───── Provided data
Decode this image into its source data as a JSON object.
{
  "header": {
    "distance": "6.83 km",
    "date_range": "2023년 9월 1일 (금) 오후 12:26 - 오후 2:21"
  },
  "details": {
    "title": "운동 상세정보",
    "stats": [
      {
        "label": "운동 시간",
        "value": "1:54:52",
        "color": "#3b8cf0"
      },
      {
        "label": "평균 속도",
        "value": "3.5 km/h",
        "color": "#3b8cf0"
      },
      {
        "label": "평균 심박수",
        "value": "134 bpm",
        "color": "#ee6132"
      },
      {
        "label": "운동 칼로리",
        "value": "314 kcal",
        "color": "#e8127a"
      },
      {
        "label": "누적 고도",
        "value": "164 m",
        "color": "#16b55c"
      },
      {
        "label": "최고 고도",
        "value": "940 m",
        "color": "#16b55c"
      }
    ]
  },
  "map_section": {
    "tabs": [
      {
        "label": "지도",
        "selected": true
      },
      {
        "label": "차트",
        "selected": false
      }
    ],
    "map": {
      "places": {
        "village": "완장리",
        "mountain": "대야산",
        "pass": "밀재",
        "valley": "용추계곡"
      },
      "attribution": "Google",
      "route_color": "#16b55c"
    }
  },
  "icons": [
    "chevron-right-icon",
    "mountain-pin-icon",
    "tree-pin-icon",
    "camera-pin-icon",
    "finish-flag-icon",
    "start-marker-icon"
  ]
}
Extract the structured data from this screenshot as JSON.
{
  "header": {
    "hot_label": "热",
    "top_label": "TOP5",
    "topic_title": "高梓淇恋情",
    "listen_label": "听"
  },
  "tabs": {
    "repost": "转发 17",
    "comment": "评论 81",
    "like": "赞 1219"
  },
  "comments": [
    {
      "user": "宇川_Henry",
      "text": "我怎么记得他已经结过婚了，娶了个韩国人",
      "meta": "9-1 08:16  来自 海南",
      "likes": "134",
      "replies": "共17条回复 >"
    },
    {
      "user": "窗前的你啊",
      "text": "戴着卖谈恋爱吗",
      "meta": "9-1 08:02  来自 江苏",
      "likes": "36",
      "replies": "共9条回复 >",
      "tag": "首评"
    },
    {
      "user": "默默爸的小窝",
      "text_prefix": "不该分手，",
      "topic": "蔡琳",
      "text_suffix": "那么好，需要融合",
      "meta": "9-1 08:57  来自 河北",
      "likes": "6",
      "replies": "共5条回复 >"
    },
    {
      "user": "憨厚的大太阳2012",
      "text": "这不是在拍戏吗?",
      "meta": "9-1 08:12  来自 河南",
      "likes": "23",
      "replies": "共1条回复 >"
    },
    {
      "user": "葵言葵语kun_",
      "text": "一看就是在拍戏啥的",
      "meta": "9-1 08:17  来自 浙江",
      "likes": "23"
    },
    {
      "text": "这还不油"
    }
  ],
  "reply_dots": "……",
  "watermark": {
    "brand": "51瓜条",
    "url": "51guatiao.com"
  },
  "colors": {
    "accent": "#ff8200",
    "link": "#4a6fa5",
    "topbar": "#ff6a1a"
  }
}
──────────
## Exercise task
Extract all lines containing the word "likes".

## Full answer
      "likes": "134",
      "likes": "36",
      "likes": "6",
      "likes": "23",
      "likes": "23"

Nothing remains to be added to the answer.